──────── Stored rows

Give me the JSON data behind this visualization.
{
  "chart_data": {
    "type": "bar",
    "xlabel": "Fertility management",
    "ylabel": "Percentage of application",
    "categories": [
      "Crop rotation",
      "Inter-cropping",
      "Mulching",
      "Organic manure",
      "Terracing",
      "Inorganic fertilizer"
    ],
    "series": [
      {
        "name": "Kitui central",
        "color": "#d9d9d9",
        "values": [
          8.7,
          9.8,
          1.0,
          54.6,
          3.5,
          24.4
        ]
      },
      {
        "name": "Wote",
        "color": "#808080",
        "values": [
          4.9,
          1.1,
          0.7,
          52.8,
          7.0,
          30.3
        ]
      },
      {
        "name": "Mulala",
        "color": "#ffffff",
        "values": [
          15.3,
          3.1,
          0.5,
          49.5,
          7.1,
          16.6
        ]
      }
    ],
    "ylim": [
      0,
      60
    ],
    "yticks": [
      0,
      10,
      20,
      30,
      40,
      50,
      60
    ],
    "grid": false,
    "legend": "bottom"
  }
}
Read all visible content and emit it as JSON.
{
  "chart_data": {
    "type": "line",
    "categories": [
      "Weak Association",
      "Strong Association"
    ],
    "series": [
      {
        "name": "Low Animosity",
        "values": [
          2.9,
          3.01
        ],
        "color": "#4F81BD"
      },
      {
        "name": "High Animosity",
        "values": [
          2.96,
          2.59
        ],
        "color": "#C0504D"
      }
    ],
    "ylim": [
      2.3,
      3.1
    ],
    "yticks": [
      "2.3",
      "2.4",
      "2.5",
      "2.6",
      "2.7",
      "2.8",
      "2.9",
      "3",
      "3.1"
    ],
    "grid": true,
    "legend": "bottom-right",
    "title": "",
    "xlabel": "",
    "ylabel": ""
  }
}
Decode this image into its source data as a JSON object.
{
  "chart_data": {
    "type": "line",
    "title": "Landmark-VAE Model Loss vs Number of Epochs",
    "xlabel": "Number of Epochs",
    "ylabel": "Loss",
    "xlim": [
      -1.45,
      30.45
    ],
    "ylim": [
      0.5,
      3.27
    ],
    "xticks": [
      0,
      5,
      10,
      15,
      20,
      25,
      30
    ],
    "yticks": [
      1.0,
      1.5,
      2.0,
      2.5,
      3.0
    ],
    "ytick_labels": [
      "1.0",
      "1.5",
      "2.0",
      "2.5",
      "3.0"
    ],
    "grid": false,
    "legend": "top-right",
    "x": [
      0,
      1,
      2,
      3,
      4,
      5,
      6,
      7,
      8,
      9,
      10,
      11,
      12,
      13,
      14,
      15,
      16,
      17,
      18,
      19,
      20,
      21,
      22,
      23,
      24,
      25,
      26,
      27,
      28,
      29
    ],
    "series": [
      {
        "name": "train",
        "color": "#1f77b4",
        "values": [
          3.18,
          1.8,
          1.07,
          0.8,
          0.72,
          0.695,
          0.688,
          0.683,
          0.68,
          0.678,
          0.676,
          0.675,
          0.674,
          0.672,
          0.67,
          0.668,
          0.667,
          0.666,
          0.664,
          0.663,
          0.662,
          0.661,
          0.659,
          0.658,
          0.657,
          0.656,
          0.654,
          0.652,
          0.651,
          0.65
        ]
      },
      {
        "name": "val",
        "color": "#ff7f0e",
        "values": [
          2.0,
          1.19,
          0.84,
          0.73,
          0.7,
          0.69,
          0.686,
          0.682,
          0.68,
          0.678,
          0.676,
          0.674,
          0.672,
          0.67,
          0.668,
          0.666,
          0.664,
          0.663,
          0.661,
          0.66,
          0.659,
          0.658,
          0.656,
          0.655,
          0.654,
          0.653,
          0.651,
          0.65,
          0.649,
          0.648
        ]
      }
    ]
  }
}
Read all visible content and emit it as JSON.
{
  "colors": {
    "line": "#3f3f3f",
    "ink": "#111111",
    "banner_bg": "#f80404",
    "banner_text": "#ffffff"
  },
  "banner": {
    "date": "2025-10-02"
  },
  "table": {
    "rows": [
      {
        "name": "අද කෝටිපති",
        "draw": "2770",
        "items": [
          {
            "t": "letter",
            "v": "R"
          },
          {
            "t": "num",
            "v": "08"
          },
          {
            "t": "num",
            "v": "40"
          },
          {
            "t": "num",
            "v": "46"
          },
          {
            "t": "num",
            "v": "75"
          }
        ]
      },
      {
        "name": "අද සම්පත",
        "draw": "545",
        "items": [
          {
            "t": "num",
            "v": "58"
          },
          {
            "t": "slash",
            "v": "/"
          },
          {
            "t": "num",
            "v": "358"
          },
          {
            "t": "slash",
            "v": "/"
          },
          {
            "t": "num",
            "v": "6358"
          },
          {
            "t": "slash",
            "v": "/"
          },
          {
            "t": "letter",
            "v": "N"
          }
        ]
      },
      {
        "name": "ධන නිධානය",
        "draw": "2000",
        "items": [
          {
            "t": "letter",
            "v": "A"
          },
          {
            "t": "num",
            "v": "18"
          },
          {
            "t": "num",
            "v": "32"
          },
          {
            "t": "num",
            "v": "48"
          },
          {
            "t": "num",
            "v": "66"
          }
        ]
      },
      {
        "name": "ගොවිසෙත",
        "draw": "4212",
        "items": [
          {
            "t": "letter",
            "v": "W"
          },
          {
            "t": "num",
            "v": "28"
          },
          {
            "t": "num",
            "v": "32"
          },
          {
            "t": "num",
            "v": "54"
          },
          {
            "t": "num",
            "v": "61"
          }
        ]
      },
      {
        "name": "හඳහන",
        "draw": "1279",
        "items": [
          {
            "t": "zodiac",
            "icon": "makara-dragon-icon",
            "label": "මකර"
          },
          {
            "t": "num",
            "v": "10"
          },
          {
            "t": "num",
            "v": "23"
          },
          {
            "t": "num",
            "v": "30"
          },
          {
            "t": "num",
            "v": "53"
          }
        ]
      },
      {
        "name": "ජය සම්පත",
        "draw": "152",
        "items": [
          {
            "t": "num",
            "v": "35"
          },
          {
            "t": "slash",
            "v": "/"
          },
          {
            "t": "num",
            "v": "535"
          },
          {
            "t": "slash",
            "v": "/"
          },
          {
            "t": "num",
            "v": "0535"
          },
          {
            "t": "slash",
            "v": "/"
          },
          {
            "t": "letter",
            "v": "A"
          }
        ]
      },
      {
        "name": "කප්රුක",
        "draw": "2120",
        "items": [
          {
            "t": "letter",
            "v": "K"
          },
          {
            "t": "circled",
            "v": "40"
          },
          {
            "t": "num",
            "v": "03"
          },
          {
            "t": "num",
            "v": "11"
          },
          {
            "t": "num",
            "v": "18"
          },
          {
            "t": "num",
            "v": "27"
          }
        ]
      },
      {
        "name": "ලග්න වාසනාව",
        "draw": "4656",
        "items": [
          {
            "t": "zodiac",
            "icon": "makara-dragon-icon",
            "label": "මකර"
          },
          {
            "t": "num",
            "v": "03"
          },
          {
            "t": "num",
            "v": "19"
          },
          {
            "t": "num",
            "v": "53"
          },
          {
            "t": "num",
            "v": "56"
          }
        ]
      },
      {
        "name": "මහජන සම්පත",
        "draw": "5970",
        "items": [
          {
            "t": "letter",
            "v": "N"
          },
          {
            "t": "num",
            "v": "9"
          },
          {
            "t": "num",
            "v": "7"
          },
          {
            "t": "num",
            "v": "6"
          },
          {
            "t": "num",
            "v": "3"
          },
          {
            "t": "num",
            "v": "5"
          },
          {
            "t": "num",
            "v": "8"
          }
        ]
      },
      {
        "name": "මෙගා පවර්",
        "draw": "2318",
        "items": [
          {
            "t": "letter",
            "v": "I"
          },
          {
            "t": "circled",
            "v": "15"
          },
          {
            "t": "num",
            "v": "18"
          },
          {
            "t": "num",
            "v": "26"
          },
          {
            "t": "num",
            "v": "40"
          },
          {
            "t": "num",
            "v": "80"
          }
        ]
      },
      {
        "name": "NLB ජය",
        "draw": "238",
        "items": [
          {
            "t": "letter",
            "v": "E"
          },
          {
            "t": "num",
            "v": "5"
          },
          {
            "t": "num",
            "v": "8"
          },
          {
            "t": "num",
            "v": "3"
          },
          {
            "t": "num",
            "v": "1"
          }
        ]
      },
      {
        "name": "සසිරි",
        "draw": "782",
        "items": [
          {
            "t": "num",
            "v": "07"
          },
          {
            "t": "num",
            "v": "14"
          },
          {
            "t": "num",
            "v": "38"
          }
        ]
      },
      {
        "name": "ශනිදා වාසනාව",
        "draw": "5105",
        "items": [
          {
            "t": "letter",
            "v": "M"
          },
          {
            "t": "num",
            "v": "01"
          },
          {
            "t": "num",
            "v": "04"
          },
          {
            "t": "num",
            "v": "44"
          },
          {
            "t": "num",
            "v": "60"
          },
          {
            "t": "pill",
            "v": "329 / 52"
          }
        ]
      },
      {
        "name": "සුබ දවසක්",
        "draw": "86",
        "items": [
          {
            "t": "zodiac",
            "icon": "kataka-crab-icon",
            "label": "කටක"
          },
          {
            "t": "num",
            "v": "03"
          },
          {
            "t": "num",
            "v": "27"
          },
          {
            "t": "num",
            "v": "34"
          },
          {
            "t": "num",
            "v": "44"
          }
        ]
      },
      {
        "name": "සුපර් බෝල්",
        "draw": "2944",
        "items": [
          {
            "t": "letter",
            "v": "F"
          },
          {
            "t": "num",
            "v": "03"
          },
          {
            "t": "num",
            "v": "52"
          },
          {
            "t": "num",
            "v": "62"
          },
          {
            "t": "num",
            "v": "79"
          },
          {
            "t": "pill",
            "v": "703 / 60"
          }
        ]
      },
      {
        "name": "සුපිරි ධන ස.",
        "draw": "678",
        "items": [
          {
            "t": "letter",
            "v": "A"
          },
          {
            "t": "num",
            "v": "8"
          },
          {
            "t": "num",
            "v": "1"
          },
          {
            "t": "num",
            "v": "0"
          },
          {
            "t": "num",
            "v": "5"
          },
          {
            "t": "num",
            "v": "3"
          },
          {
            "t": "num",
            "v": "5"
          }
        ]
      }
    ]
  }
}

────────────────

# Your task:
Look above for every line with the word "title" and copy it.

# Answer to the task:
    "title": "",
    "title": "Landmark-VAE Model Loss vs Number of Epochs",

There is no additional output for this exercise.